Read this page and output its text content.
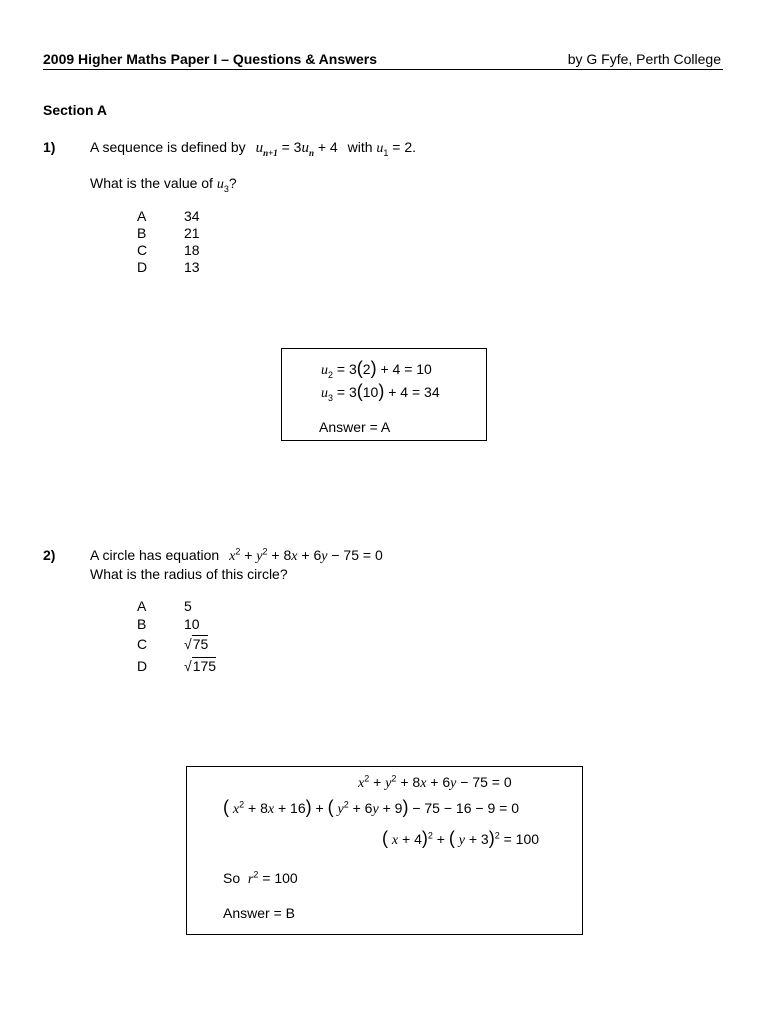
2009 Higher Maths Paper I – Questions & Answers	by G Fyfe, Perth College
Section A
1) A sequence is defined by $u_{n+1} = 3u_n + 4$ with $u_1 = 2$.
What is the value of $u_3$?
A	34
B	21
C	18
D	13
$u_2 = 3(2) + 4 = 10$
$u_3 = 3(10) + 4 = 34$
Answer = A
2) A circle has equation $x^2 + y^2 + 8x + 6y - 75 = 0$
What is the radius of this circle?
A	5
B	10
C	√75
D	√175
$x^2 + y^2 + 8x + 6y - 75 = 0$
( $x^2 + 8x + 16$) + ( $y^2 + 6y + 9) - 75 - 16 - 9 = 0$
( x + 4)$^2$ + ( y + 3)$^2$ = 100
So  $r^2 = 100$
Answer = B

*EXERCISE TASK*.
Keep the pictures out and write out the records exactly.

*EXERCISE RESPONSE*.
Read this page and output its text content.
2009 Higher Maths Paper I – Questions & Answers	by G Fyfe, Perth College
Section A
1) A sequence is defined by $u_{n+1} = 3u_n + 4$ with $u_1 = 2$.
What is the value of $u_3$?
A	34
B	21
C	18
D	13
$u_2 = 3(2) + 4 = 10$
$u_3 = 3(10) + 4 = 34$
Answer = A
2) A circle has equation $x^2 + y^2 + 8x + 6y - 75 = 0$
What is the radius of this circle?
A	5
B	10
C	√75
D	√175
$x^2 + y^2 + 8x + 6y - 75 = 0$
( $x^2 + 8x + 16$) + ( $y^2 + 6y + 9) - 75 - 16 - 9 = 0$
( x + 4)$^2$ + ( y + 3)$^2$ = 100
So  $r^2 = 100$
Answer = B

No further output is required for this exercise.